(Saved entries)
Start
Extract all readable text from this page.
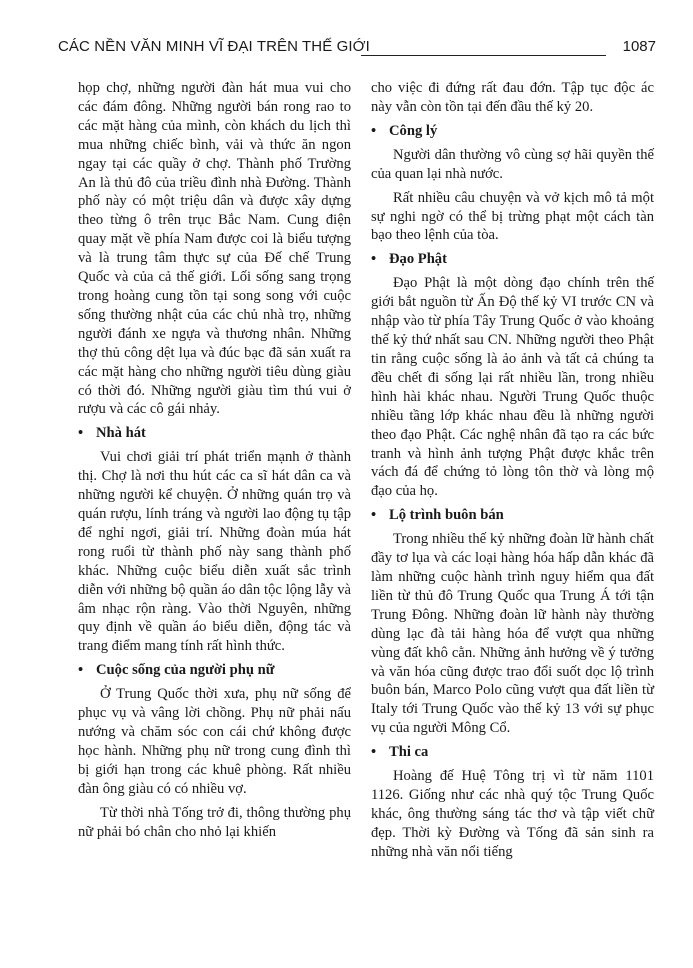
CÁC NỀN VĂN MINH VĨ ĐẠI TRÊN THẾ GIỚI	1087

họp chợ, những người đàn hát mua vui cho các đám đông. Những người bán rong rao to các mặt hàng của mình, còn khách du lịch thì mua những chiếc bình, vải và thức ăn ngon ngay tại các quầy ở chợ. Thành phố Trường An là thủ đô của triều đình nhà Đường. Thành phố này có một triệu dân và được xây dựng theo từng ô trên trục Bắc Nam. Cung điện quay mặt về phía Nam được coi là biểu tượng và là trung tâm thực sự của Đế chế Trung Quốc và của cả thế giới. Lối sống sang trọng trong hoàng cung tồn tại song song với cuộc sống thường nhật của các chủ nhà trọ, những người đánh xe ngựa và thương nhân. Những thợ thủ công dệt lụa và đúc bạc đã sản xuất ra các mặt hàng cho những người tiêu dùng giàu có thời đó. Những người giàu tìm thú vui ở rượu và các cô gái nhảy.

• Nhà hát

Vui chơi giải trí phát triển mạnh ở thành thị. Chợ là nơi thu hút các ca sĩ hát dân ca và những người kể chuyện. Ở những quán trọ và quán rượu, lính tráng và người lao động tụ tập để nghỉ ngơi, giải trí. Những đoàn múa hát rong ruổi từ thành phố này sang thành phố khác. Những cuộc biểu diễn xuất sắc trình diễn với những bộ quần áo dân tộc lộng lẫy và âm nhạc rộn ràng. Vào thời Nguyên, những quy định về quần áo biểu diễn, động tác và trang điểm mang tính rất hình thức.

• Cuộc sống của người phụ nữ

Ở Trung Quốc thời xưa, phụ nữ sống để phục vụ và vâng lời chồng. Phụ nữ phải nấu nướng và chăm sóc con cái chứ không được học hành. Những phụ nữ trong cung đình thì bị giới hạn trong các khuê phòng. Rất nhiều đàn ông giàu có có nhiều vợ.

Từ thời nhà Tống trở đi, thông thường phụ nữ phải bó chân cho nhỏ lại khiến

cho việc đi đứng rất đau đớn. Tập tục độc ác này vẫn còn tồn tại đến đầu thế kỷ 20.

• Công lý

Người dân thường vô cùng sợ hãi quyền thế của quan lại nhà nước.

Rất nhiều câu chuyện và vở kịch mô tả một sự nghi ngờ có thể bị trừng phạt một cách tàn bạo theo lệnh của tòa.

• Đạo Phật

Đạo Phật là một dòng đạo chính trên thế giới bắt nguồn từ Ấn Độ thế kỷ VI trước CN và nhập vào từ phía Tây Trung Quốc ở vào khoảng thế kỷ thứ nhất sau CN. Những người theo Phật tin rằng cuộc sống là ảo ảnh và tất cả chúng ta đều chết đi sống lại rất nhiều lần, trong nhiều hình hài khác nhau. Người Trung Quốc thuộc nhiều tầng lớp khác nhau đều là những người theo đạo Phật. Các nghệ nhân đã tạo ra các bức tranh và hình ảnh tượng Phật được khắc trên vách đá để chứng tỏ lòng tôn thờ và lòng mộ đạo của họ.

• Lộ trình buôn bán

Trong nhiều thế kỷ những đoàn lữ hành chất đầy tơ lụa và các loại hàng hóa hấp dẫn khác đã làm những cuộc hành trình nguy hiểm qua đất liền từ thủ đô Trung Quốc qua Trung Á tới tận Trung Đông. Những đoàn lữ hành này thường dùng lạc đà tải hàng hóa để vượt qua những vùng đất khô cằn. Những ảnh hưởng về ý tưởng và văn hóa cũng được trao đổi suốt dọc lộ trình buôn bán, Marco Polo cũng vượt qua đất liền từ Italy tới Trung Quốc vào thế kỷ 13 với sự phục vụ của người Mông Cổ.

• Thi ca

Hoàng đế Huệ Tông trị vì từ năm 1101 1126. Giống như các nhà quý tộc Trung Quốc khác, ông thường sáng tác thơ và tập viết chữ đẹp. Thời kỳ Đường và Tống đã sản sinh ra những nhà văn nổi tiếng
End
THE PROBLEM: Identify every line above that includes the word "tượng", and show those lines.

CORRECT ANSWER:
họp chợ, những người đàn hát mua vui cho các đám đông. Những người bán rong rao to các mặt hàng của mình, còn khách du lịch thì mua những chiếc bình, vải và thức ăn ngon ngay tại các quầy ở chợ. Thành phố Trường An là thủ đô của triều đình nhà Đường. Thành phố này có một triệu dân và được xây dựng theo từng ô trên trục Bắc Nam. Cung điện quay mặt về phía Nam được coi là biểu tượng và là trung tâm thực sự của Đế chế Trung Quốc và của cả thế giới. Lối sống sang trọng trong hoàng cung tồn tại song song với cuộc sống thường nhật của các chủ nhà trọ, những người đánh xe ngựa và thương nhân. Những thợ thủ công dệt lụa và đúc bạc đã sản xuất ra các mặt hàng cho những người tiêu dùng giàu có thời đó. Những người giàu tìm thú vui ở rượu và các cô gái nhảy.
Đạo Phật là một dòng đạo chính trên thế giới bắt nguồn từ Ấn Độ thế kỷ VI trước CN và nhập vào từ phía Tây Trung Quốc ở vào khoảng thế kỷ thứ nhất sau CN. Những người theo Phật tin rằng cuộc sống là ảo ảnh và tất cả chúng ta đều chết đi sống lại rất nhiều lần, trong nhiều hình hài khác nhau. Người Trung Quốc thuộc nhiều tầng lớp khác nhau đều là những người theo đạo Phật. Các nghệ nhân đã tạo ra các bức tranh và hình ảnh tượng Phật được khắc trên vách đá để chứng tỏ lòng tôn thờ và lòng mộ đạo của họ.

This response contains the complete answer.